* **Instructions to follow**:
Look at the entries below and reproduce them exactly.

Data entries:
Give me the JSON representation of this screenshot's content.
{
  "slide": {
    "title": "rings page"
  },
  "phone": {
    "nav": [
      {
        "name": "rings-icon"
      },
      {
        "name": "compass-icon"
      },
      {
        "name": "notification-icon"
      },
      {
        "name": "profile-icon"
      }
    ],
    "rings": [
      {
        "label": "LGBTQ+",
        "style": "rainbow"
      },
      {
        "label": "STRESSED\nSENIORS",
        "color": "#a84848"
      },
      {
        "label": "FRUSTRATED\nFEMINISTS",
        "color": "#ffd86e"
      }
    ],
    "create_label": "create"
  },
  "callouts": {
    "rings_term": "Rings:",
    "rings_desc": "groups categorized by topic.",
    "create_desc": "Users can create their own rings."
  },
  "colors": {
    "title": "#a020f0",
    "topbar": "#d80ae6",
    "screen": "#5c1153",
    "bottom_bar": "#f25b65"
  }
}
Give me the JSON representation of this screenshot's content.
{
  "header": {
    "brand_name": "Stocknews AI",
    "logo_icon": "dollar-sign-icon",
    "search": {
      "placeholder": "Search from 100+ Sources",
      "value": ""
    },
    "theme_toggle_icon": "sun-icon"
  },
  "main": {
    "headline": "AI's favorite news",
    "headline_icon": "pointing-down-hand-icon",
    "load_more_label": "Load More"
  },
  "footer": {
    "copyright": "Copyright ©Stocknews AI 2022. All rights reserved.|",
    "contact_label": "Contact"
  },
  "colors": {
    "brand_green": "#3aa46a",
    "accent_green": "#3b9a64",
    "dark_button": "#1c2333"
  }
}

* **Solution for this exercise**:
Give me the JSON representation of this screenshot's content.
{
  "slide": {
    "title": "rings page"
  },
  "phone": {
    "nav": [
      {
        "name": "rings-icon"
      },
      {
        "name": "compass-icon"
      },
      {
        "name": "notification-icon"
      },
      {
        "name": "profile-icon"
      }
    ],
    "rings": [
      {
        "label": "LGBTQ+",
        "style": "rainbow"
      },
      {
        "label": "STRESSED\nSENIORS",
        "color": "#a84848"
      },
      {
        "label": "FRUSTRATED\nFEMINISTS",
        "color": "#ffd86e"
      }
    ],
    "create_label": "create"
  },
  "callouts": {
    "rings_term": "Rings:",
    "rings_desc": "groups categorized by topic.",
    "create_desc": "Users can create their own rings."
  },
  "colors": {
    "title": "#a020f0",
    "topbar": "#d80ae6",
    "screen": "#5c1153",
    "bottom_bar": "#f25b65"
  }
}
Give me the JSON representation of this screenshot's content.
{
  "header": {
    "brand_name": "Stocknews AI",
    "logo_icon": "dollar-sign-icon",
    "search": {
      "placeholder": "Search from 100+ Sources",
      "value": ""
    },
    "theme_toggle_icon": "sun-icon"
  },
  "main": {
    "headline": "AI's favorite news",
    "headline_icon": "pointing-down-hand-icon",
    "load_more_label": "Load More"
  },
  "footer": {
    "copyright": "Copyright ©Stocknews AI 2022. All rights reserved.|",
    "contact_label": "Contact"
  },
  "colors": {
    "brand_green": "#3aa46a",
    "accent_green": "#3b9a64",
    "dark_button": "#1c2333"
  }
}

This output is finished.